§ **Saved entries**
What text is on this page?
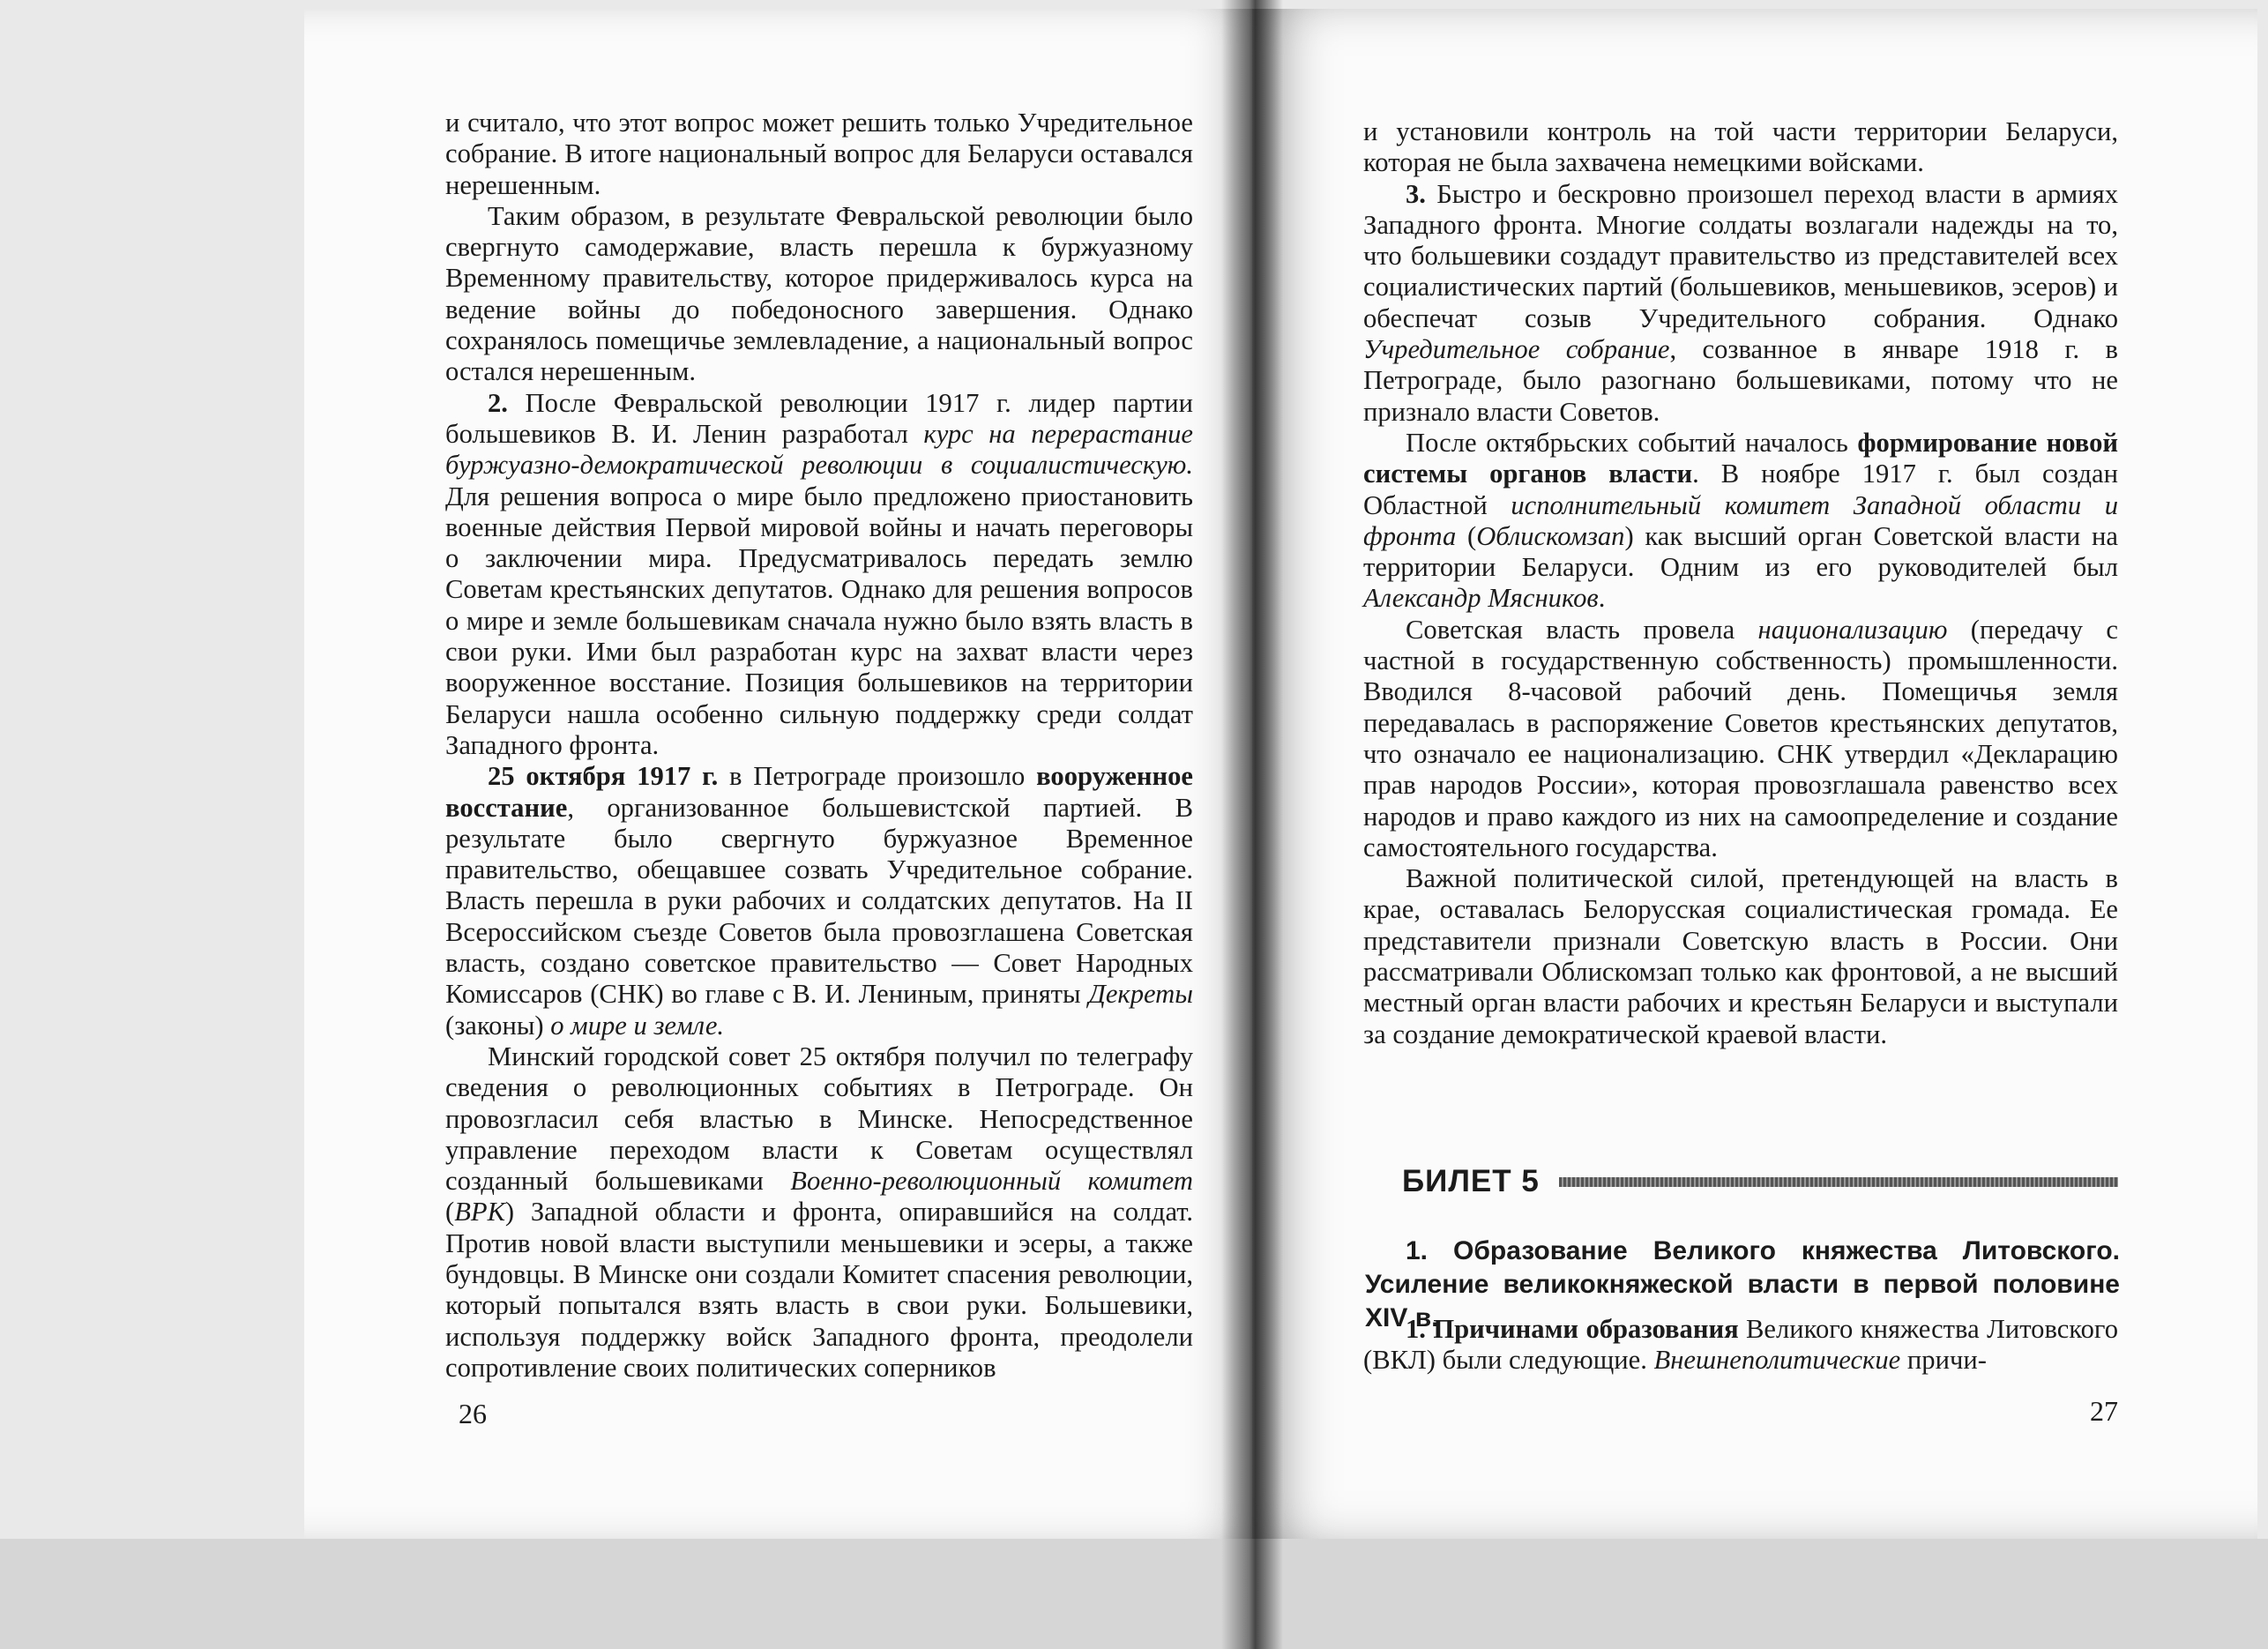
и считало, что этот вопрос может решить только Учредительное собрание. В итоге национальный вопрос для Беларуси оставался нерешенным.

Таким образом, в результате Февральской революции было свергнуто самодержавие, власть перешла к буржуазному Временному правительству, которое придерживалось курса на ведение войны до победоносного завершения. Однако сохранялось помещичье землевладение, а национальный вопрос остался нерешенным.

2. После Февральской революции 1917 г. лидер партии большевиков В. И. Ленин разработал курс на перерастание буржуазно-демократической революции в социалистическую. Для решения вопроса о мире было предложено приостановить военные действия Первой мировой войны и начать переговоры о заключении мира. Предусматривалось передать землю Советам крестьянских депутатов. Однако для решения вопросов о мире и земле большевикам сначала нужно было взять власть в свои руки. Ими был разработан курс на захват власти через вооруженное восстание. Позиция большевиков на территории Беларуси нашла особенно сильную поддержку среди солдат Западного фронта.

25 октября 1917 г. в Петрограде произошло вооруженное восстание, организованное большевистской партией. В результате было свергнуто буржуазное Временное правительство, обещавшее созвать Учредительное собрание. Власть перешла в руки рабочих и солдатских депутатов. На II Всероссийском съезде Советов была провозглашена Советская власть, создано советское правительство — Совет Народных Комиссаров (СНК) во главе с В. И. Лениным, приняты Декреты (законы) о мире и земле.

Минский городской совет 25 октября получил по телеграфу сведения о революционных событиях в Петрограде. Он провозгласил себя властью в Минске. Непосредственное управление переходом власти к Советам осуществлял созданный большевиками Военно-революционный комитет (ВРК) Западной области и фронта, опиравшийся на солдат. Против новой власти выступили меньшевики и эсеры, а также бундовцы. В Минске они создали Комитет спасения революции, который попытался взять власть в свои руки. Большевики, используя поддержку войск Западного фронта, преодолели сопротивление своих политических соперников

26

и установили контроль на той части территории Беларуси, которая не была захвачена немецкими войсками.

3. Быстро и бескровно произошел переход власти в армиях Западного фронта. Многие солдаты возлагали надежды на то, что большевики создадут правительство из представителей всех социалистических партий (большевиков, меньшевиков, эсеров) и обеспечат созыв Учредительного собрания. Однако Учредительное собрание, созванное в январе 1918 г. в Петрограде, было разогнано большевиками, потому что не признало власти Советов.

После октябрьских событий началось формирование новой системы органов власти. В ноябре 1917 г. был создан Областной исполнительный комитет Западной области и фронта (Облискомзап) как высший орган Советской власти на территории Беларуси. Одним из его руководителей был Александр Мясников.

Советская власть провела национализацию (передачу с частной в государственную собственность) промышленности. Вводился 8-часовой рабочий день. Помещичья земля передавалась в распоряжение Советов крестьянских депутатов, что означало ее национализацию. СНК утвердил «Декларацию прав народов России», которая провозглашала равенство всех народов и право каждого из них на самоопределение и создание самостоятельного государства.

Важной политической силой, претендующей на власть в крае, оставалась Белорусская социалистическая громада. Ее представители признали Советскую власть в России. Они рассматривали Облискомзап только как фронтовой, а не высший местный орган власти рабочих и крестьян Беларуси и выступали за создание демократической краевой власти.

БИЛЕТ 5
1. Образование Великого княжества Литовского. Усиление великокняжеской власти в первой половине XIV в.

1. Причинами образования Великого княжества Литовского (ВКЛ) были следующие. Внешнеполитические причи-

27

§ **Set exercise**
The records above are to be restated exactly, without their pictures.

§ **Output for this exercise**
What text is on this page?
и считало, что этот вопрос может решить только Учредительное собрание. В итоге национальный вопрос для Беларуси оставался нерешенным.

Таким образом, в результате Февральской революции было свергнуто самодержавие, власть перешла к буржуазному Временному правительству, которое придерживалось курса на ведение войны до победоносного завершения. Однако сохранялось помещичье землевладение, а национальный вопрос остался нерешенным.

2. После Февральской революции 1917 г. лидер партии большевиков В. И. Ленин разработал курс на перерастание буржуазно-демократической революции в социалистическую. Для решения вопроса о мире было предложено приостановить военные действия Первой мировой войны и начать переговоры о заключении мира. Предусматривалось передать землю Советам крестьянских депутатов. Однако для решения вопросов о мире и земле большевикам сначала нужно было взять власть в свои руки. Ими был разработан курс на захват власти через вооруженное восстание. Позиция большевиков на территории Беларуси нашла особенно сильную поддержку среди солдат Западного фронта.

25 октября 1917 г. в Петрограде произошло вооруженное восстание, организованное большевистской партией. В результате было свергнуто буржуазное Временное правительство, обещавшее созвать Учредительное собрание. Власть перешла в руки рабочих и солдатских депутатов. На II Всероссийском съезде Советов была провозглашена Советская власть, создано советское правительство — Совет Народных Комиссаров (СНК) во главе с В. И. Лениным, приняты Декреты (законы) о мире и земле.

Минский городской совет 25 октября получил по телеграфу сведения о революционных событиях в Петрограде. Он провозгласил себя властью в Минске. Непосредственное управление переходом власти к Советам осуществлял созданный большевиками Военно-революционный комитет (ВРК) Западной области и фронта, опиравшийся на солдат. Против новой власти выступили меньшевики и эсеры, а также бундовцы. В Минске они создали Комитет спасения революции, который попытался взять власть в свои руки. Большевики, используя поддержку войск Западного фронта, преодолели сопротивление своих политических соперников

26

и установили контроль на той части территории Беларуси, которая не была захвачена немецкими войсками.

3. Быстро и бескровно произошел переход власти в армиях Западного фронта. Многие солдаты возлагали надежды на то, что большевики создадут правительство из представителей всех социалистических партий (большевиков, меньшевиков, эсеров) и обеспечат созыв Учредительного собрания. Однако Учредительное собрание, созванное в январе 1918 г. в Петрограде, было разогнано большевиками, потому что не признало власти Советов.

После октябрьских событий началось формирование новой системы органов власти. В ноябре 1917 г. был создан Областной исполнительный комитет Западной области и фронта (Облискомзап) как высший орган Советской власти на территории Беларуси. Одним из его руководителей был Александр Мясников.

Советская власть провела национализацию (передачу с частной в государственную собственность) промышленности. Вводился 8-часовой рабочий день. Помещичья земля передавалась в распоряжение Советов крестьянских депутатов, что означало ее национализацию. СНК утвердил «Декларацию прав народов России», которая провозглашала равенство всех народов и право каждого из них на самоопределение и создание самостоятельного государства.

Важной политической силой, претендующей на власть в крае, оставалась Белорусская социалистическая громада. Ее представители признали Советскую власть в России. Они рассматривали Облискомзап только как фронтовой, а не высший местный орган власти рабочих и крестьян Беларуси и выступали за создание демократической краевой власти.

БИЛЕТ 5
1. Образование Великого княжества Литовского. Усиление великокняжеской власти в первой половине XIV в.

1. Причинами образования Великого княжества Литовского (ВКЛ) были следующие. Внешнеполитические причи-

27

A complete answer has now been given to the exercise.